# Source data
>>>
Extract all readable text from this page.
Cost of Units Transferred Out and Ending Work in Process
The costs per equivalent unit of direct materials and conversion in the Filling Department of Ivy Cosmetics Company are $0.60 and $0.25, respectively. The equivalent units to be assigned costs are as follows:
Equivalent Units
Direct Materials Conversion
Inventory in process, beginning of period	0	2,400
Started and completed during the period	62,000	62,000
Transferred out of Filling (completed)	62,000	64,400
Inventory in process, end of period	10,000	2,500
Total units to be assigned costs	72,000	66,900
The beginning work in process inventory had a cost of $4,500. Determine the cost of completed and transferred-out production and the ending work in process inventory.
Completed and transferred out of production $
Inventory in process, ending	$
<<<
# The task
Reproduce all of the material above word for word.

# Correct output
Extract all readable text from this page.
Cost of Units Transferred Out and Ending Work in Process
The costs per equivalent unit of direct materials and conversion in the Filling Department of Ivy Cosmetics Company are $0.60 and $0.25, respectively. The equivalent units to be assigned costs are as follows:
Equivalent Units
Direct Materials Conversion
Inventory in process, beginning of period	0	2,400
Started and completed during the period	62,000	62,000
Transferred out of Filling (completed)	62,000	64,400
Inventory in process, end of period	10,000	2,500
Total units to be assigned costs	72,000	66,900
The beginning work in process inventory had a cost of $4,500. Determine the cost of completed and transferred-out production and the ending work in process inventory.
Completed and transferred out of production $
Inventory in process, ending	$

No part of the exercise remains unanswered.